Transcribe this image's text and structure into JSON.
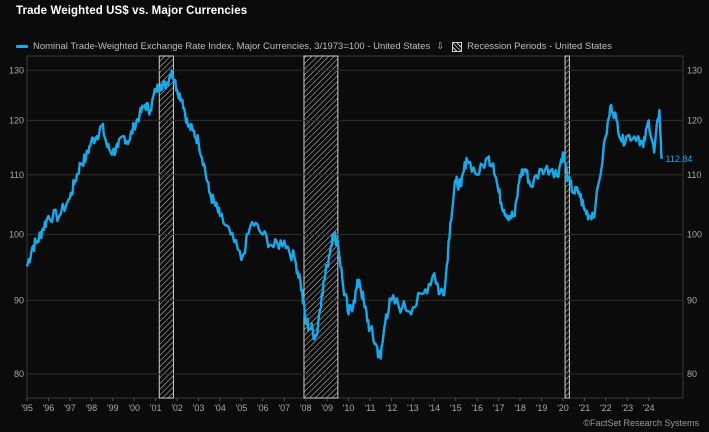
{
  "chart_data": {
    "type": "line",
    "title": "Trade Weighted US$ vs. Major Currencies",
    "series": [
      {
        "name": "Nominal Trade-Weighted Exchange Rate Index, Major Currencies, 3/1973=100 - United States",
        "color": "#19a9e8",
        "x": [
          1995.0,
          1995.25,
          1995.5,
          1995.75,
          1996.0,
          1996.5,
          1997.0,
          1997.25,
          1997.5,
          1997.75,
          1998.0,
          1998.25,
          1998.5,
          1998.75,
          1999.0,
          1999.25,
          1999.5,
          1999.75,
          2000.0,
          2000.25,
          2000.5,
          2000.75,
          2001.0,
          2001.25,
          2001.5,
          2001.75,
          2002.0,
          2002.25,
          2002.5,
          2002.75,
          2003.0,
          2003.25,
          2003.5,
          2003.75,
          2004.0,
          2004.5,
          2005.0,
          2005.5,
          2006.0,
          2006.5,
          2007.0,
          2007.5,
          2007.75,
          2008.0,
          2008.25,
          2008.5,
          2008.75,
          2009.0,
          2009.25,
          2009.5,
          2009.75,
          2010.0,
          2010.25,
          2010.5,
          2010.75,
          2011.0,
          2011.25,
          2011.5,
          2011.75,
          2012.0,
          2012.5,
          2013.0,
          2013.5,
          2014.0,
          2014.25,
          2014.5,
          2014.75,
          2015.0,
          2015.25,
          2015.5,
          2016.0,
          2016.5,
          2016.75,
          2017.0,
          2017.25,
          2017.5,
          2017.75,
          2018.0,
          2018.25,
          2018.5,
          2019.0,
          2019.5,
          2019.75,
          2020.0,
          2020.25,
          2020.5,
          2020.75,
          2021.0,
          2021.25,
          2021.5,
          2022.0,
          2022.25,
          2022.5,
          2022.75,
          2023.0,
          2023.5,
          2023.75,
          2024.0,
          2024.25,
          2024.5,
          2024.6
        ],
        "values": [
          95,
          98,
          99,
          101,
          103,
          103,
          106,
          109,
          112,
          113,
          116,
          117,
          119,
          115,
          114,
          115,
          117,
          116,
          119,
          121,
          123,
          122,
          126,
          127,
          127,
          130,
          126,
          124,
          119,
          118,
          116,
          112,
          107,
          105,
          103,
          100,
          96,
          102,
          100,
          98,
          99,
          96,
          93,
          87,
          86,
          85,
          91,
          95,
          100,
          99,
          92,
          88,
          90,
          93,
          89,
          86,
          84,
          82,
          88,
          90,
          89,
          89,
          91,
          94,
          91,
          92,
          102,
          109,
          108,
          113,
          110,
          113,
          112,
          107,
          104,
          103,
          103,
          110,
          111,
          108,
          111,
          111,
          110,
          114,
          109,
          107,
          107,
          104,
          103,
          104,
          117,
          123,
          120,
          116,
          117,
          117,
          115,
          120,
          114,
          122,
          112.84
        ]
      }
    ],
    "recessions": [
      [
        2001.17,
        2001.83
      ],
      [
        2007.92,
        2009.5
      ],
      [
        2020.1,
        2020.3
      ]
    ],
    "xlim": [
      1995.0,
      2025.6
    ],
    "ylim": [
      77,
      133
    ],
    "yscale": "log",
    "yticks": [
      80,
      90,
      100,
      110,
      120,
      130
    ],
    "xticks": [
      "'95",
      "'96",
      "'97",
      "'98",
      "'99",
      "'00",
      "'01",
      "'02",
      "'03",
      "'04",
      "'05",
      "'06",
      "'07",
      "'08",
      "'09",
      "'10",
      "'11",
      "'12",
      "'13",
      "'14",
      "'15",
      "'16",
      "'17",
      "'18",
      "'19",
      "'20",
      "'21",
      "'22",
      "'23",
      "'24"
    ],
    "grid": true,
    "legend_placement": "top-left",
    "last_value_label": "112.84"
  },
  "legend": {
    "series_label": "Nominal Trade-Weighted Exchange Rate Index, Major Currencies, 3/1973=100 - United States",
    "marker_label": "⇩",
    "recession_label": "Recession Periods - United States"
  },
  "credit": "©FactSet Research Systems",
  "colors": {
    "background": "#0b0b0b",
    "line": "#19a9e8",
    "grid": "#2e2e2e",
    "recession_hatch": "#d0d0d0"
  }
}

--

Work to be completed:
Write the records out once more, exactly as they appear, with no pictures.

Result:
Transcribe this image's text and structure into JSON.
{
  "chart_data": {
    "type": "line",
    "title": "Trade Weighted US$ vs. Major Currencies",
    "series": [
      {
        "name": "Nominal Trade-Weighted Exchange Rate Index, Major Currencies, 3/1973=100 - United States",
        "color": "#19a9e8",
        "x": [
          1995.0,
          1995.25,
          1995.5,
          1995.75,
          1996.0,
          1996.5,
          1997.0,
          1997.25,
          1997.5,
          1997.75,
          1998.0,
          1998.25,
          1998.5,
          1998.75,
          1999.0,
          1999.25,
          1999.5,
          1999.75,
          2000.0,
          2000.25,
          2000.5,
          2000.75,
          2001.0,
          2001.25,
          2001.5,
          2001.75,
          2002.0,
          2002.25,
          2002.5,
          2002.75,
          2003.0,
          2003.25,
          2003.5,
          2003.75,
          2004.0,
          2004.5,
          2005.0,
          2005.5,
          2006.0,
          2006.5,
          2007.0,
          2007.5,
          2007.75,
          2008.0,
          2008.25,
          2008.5,
          2008.75,
          2009.0,
          2009.25,
          2009.5,
          2009.75,
          2010.0,
          2010.25,
          2010.5,
          2010.75,
          2011.0,
          2011.25,
          2011.5,
          2011.75,
          2012.0,
          2012.5,
          2013.0,
          2013.5,
          2014.0,
          2014.25,
          2014.5,
          2014.75,
          2015.0,
          2015.25,
          2015.5,
          2016.0,
          2016.5,
          2016.75,
          2017.0,
          2017.25,
          2017.5,
          2017.75,
          2018.0,
          2018.25,
          2018.5,
          2019.0,
          2019.5,
          2019.75,
          2020.0,
          2020.25,
          2020.5,
          2020.75,
          2021.0,
          2021.25,
          2021.5,
          2022.0,
          2022.25,
          2022.5,
          2022.75,
          2023.0,
          2023.5,
          2023.75,
          2024.0,
          2024.25,
          2024.5,
          2024.6
        ],
        "values": [
          95,
          98,
          99,
          101,
          103,
          103,
          106,
          109,
          112,
          113,
          116,
          117,
          119,
          115,
          114,
          115,
          117,
          116,
          119,
          121,
          123,
          122,
          126,
          127,
          127,
          130,
          126,
          124,
          119,
          118,
          116,
          112,
          107,
          105,
          103,
          100,
          96,
          102,
          100,
          98,
          99,
          96,
          93,
          87,
          86,
          85,
          91,
          95,
          100,
          99,
          92,
          88,
          90,
          93,
          89,
          86,
          84,
          82,
          88,
          90,
          89,
          89,
          91,
          94,
          91,
          92,
          102,
          109,
          108,
          113,
          110,
          113,
          112,
          107,
          104,
          103,
          103,
          110,
          111,
          108,
          111,
          111,
          110,
          114,
          109,
          107,
          107,
          104,
          103,
          104,
          117,
          123,
          120,
          116,
          117,
          117,
          115,
          120,
          114,
          122,
          112.84
        ]
      }
    ],
    "recessions": [
      [
        2001.17,
        2001.83
      ],
      [
        2007.92,
        2009.5
      ],
      [
        2020.1,
        2020.3
      ]
    ],
    "xlim": [
      1995.0,
      2025.6
    ],
    "ylim": [
      77,
      133
    ],
    "yscale": "log",
    "yticks": [
      80,
      90,
      100,
      110,
      120,
      130
    ],
    "xticks": [
      "'95",
      "'96",
      "'97",
      "'98",
      "'99",
      "'00",
      "'01",
      "'02",
      "'03",
      "'04",
      "'05",
      "'06",
      "'07",
      "'08",
      "'09",
      "'10",
      "'11",
      "'12",
      "'13",
      "'14",
      "'15",
      "'16",
      "'17",
      "'18",
      "'19",
      "'20",
      "'21",
      "'22",
      "'23",
      "'24"
    ],
    "grid": true,
    "legend_placement": "top-left",
    "last_value_label": "112.84"
  },
  "legend": {
    "series_label": "Nominal Trade-Weighted Exchange Rate Index, Major Currencies, 3/1973=100 - United States",
    "marker_label": "⇩",
    "recession_label": "Recession Periods - United States"
  },
  "credit": "©FactSet Research Systems",
  "colors": {
    "background": "#0b0b0b",
    "line": "#19a9e8",
    "grid": "#2e2e2e",
    "recession_hatch": "#d0d0d0"
  }
}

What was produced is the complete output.